Copy out each line of the material below that holds the string "LAQUÉ".

>> start Records for this task

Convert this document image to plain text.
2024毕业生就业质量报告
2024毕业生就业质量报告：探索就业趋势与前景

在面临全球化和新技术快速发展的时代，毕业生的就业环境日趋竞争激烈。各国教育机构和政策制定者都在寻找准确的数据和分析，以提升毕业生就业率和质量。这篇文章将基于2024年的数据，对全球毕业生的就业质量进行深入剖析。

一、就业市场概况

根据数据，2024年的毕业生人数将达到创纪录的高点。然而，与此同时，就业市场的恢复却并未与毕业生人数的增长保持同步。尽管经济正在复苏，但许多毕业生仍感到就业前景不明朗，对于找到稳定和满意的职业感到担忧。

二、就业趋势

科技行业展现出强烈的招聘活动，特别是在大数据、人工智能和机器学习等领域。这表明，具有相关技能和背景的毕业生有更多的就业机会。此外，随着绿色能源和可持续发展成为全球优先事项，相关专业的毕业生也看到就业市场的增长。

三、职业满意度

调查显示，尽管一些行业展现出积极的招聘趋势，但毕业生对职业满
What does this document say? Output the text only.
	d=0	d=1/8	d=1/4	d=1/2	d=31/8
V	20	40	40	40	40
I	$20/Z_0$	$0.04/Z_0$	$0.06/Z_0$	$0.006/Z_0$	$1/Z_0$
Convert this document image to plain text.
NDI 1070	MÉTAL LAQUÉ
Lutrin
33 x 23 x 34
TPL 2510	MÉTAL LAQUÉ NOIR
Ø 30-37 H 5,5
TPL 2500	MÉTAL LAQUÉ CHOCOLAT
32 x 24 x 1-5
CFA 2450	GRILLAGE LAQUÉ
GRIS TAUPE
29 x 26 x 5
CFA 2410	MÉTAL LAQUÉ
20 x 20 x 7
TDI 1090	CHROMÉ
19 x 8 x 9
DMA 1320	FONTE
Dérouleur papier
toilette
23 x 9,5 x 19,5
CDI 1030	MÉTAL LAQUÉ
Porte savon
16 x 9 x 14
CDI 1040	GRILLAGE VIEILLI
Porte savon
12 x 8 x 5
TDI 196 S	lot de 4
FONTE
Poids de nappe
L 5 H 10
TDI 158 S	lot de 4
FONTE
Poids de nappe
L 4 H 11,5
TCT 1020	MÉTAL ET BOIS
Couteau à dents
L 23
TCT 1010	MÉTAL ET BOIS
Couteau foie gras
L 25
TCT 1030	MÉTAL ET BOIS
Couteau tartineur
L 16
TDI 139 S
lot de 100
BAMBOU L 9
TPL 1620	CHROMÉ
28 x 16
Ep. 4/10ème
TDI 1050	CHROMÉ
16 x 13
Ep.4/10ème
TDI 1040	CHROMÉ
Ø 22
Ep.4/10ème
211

>> end Records for this task

Written solution:
NDI 1070	MÉTAL LAQUÉ
TPL 2510	MÉTAL LAQUÉ NOIR
TPL 2500	MÉTAL LAQUÉ CHOCOLAT
CFA 2450	GRILLAGE LAQUÉ
CFA 2410	MÉTAL LAQUÉ
CDI 1030	MÉTAL LAQUÉ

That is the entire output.